STORED DATA:
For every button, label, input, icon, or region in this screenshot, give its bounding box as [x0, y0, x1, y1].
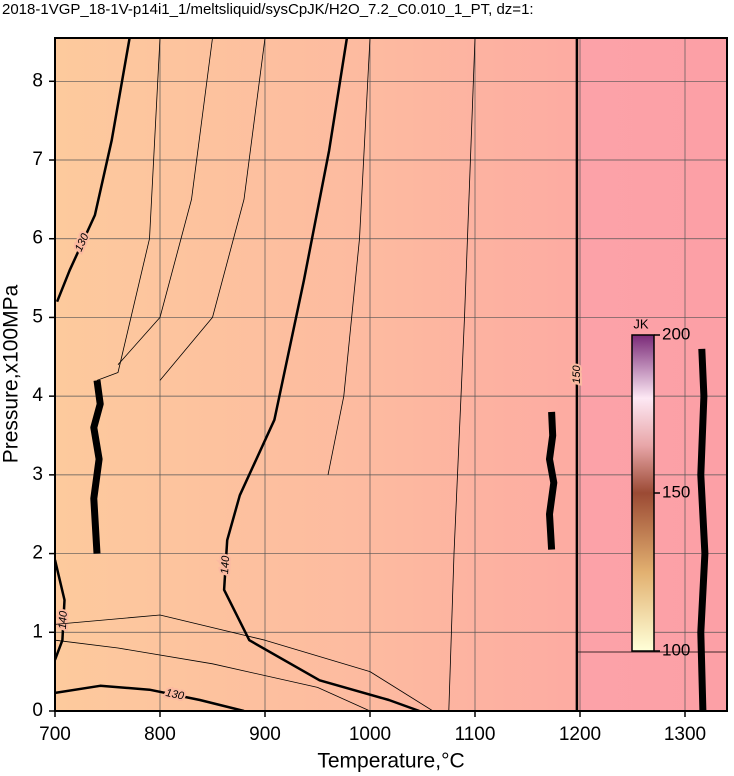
contour-label: 150 — [571, 364, 583, 383]
y-tick-label: 1 — [32, 621, 43, 642]
colorbar-label: JK — [633, 316, 649, 331]
contour-line — [222, 38, 420, 711]
contour-line — [117, 38, 213, 365]
y-tick-label: 0 — [32, 700, 43, 721]
x-tick-label: 1300 — [664, 724, 706, 745]
colorbar-scale — [631, 334, 655, 652]
x-tick-label: 800 — [144, 724, 176, 745]
contour-line — [448, 38, 476, 711]
contour-line — [55, 38, 131, 303]
y-tick-label: 5 — [32, 306, 43, 327]
colorbar-tick-label: 150 — [662, 482, 690, 501]
colorbar-tick-label: 200 — [662, 324, 690, 343]
y-tick-label: 7 — [32, 149, 43, 170]
x-tick-label: 1200 — [559, 724, 601, 745]
contour-line — [96, 38, 161, 381]
contour-line — [159, 38, 266, 381]
contour-label: 140 — [57, 610, 70, 630]
y-tick-label: 2 — [32, 543, 43, 564]
grid — [49, 38, 727, 717]
plot-frame — [54, 37, 728, 712]
x-axis-label: Temperature,°C — [317, 750, 464, 773]
contour-line — [55, 639, 371, 711]
x-tick-label: 1100 — [455, 724, 496, 745]
x-tick-label: 900 — [249, 724, 281, 745]
y-tick-label: 4 — [32, 385, 43, 406]
y-tick-label: 6 — [32, 228, 43, 249]
contour-line — [55, 684, 245, 711]
contour-line — [546, 411, 558, 550]
contour-line — [55, 614, 434, 711]
x-tick-label: 700 — [39, 724, 71, 745]
chart-title: 2018-1VGP_18-1V-p14i1_1/meltsliquid/sysC… — [2, 1, 534, 18]
contour-label: 140 — [219, 555, 232, 575]
contour-line — [90, 379, 104, 554]
contour-line — [697, 348, 709, 711]
contour-line — [327, 38, 371, 475]
colorbar-tick-label: 100 — [662, 640, 690, 659]
contour-line — [55, 559, 66, 661]
y-tick-label: 3 — [32, 464, 43, 485]
plot-background — [55, 38, 727, 711]
x-tick-label: 1000 — [349, 724, 391, 745]
colorbar: JK 100 150 200 — [631, 316, 690, 659]
y-axis-label: Pressure,x100MPa — [0, 284, 23, 463]
y-tick-label: 8 — [32, 70, 43, 91]
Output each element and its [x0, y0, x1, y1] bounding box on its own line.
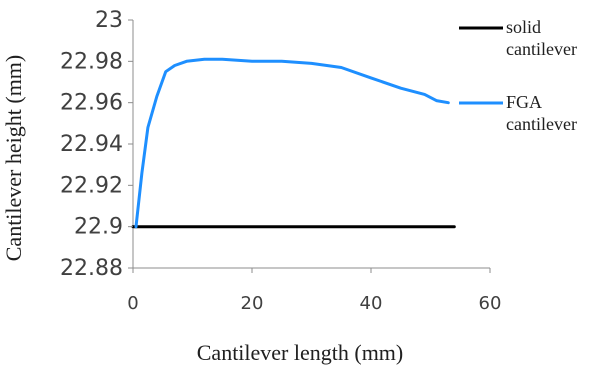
- legend-label-fga-cantilever: FGA cantilever: [506, 92, 577, 134]
- y-tick-label: 22.94: [60, 132, 123, 157]
- series-line-fga-cantilever: [134, 57, 450, 229]
- y-tick-label: 23: [95, 8, 123, 33]
- y-tick-label: 22.98: [60, 49, 123, 74]
- y-tick-label: 22.92: [60, 173, 123, 198]
- x-axis-title: Cantilever length (mm): [197, 340, 404, 365]
- legend-label-solid-cantilever: solid cantilever: [506, 17, 577, 59]
- legend: solid cantilever FGA cantilever: [459, 17, 577, 134]
- x-tick-label: 20: [241, 293, 264, 314]
- y-axis-title: Cantilever height (mm): [1, 55, 26, 262]
- y-axis-ticks: 22.88 22.9 22.92 22.94 22.96 22.98 23: [60, 8, 133, 281]
- x-tick-label: 40: [360, 293, 383, 314]
- plot-area: [131, 20, 490, 269]
- x-tick-label: 0: [127, 293, 138, 314]
- y-tick-label: 22.9: [74, 215, 123, 240]
- x-tick-label: 60: [479, 293, 502, 314]
- x-axis-ticks: 0 20 40 60: [127, 268, 501, 314]
- y-tick-label: 22.96: [60, 91, 123, 116]
- y-tick-label: 22.88: [60, 256, 123, 281]
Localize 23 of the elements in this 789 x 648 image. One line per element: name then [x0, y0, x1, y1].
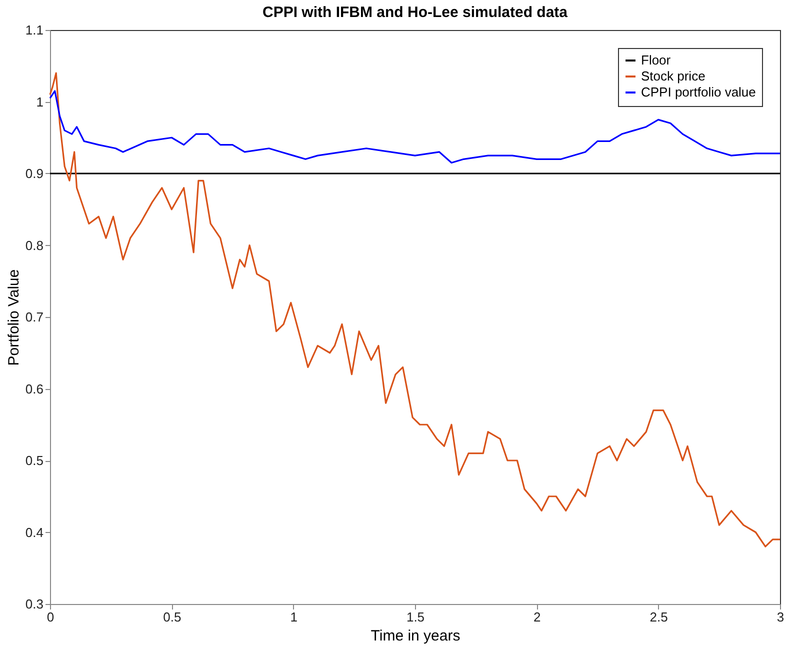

DO THIS:
Please reproduce word for word the part above that opens with the line containing "contour-label: 150 — [571, 364, 583, 383]" and closes with the line containing "y-tick-label: 7 — [32, 149, 43, 170]".

WRITTEN SOLUTION:
contour-label: 150 — [571, 364, 583, 383]
y-tick-label: 1 — [32, 621, 43, 642]
colorbar-label: JK — [633, 316, 649, 331]
contour-line — [222, 38, 420, 711]
contour-line — [117, 38, 213, 365]
y-tick-label: 0 — [32, 700, 43, 721]
x-tick-label: 1300 — [664, 724, 706, 745]
colorbar-scale — [631, 334, 655, 652]
x-tick-label: 800 — [144, 724, 176, 745]
contour-line — [448, 38, 476, 711]
contour-line — [55, 38, 131, 303]
y-tick-label: 5 — [32, 306, 43, 327]
colorbar-tick-label: 150 — [662, 482, 690, 501]
colorbar-tick-label: 200 — [662, 324, 690, 343]
y-tick-label: 7 — [32, 149, 43, 170]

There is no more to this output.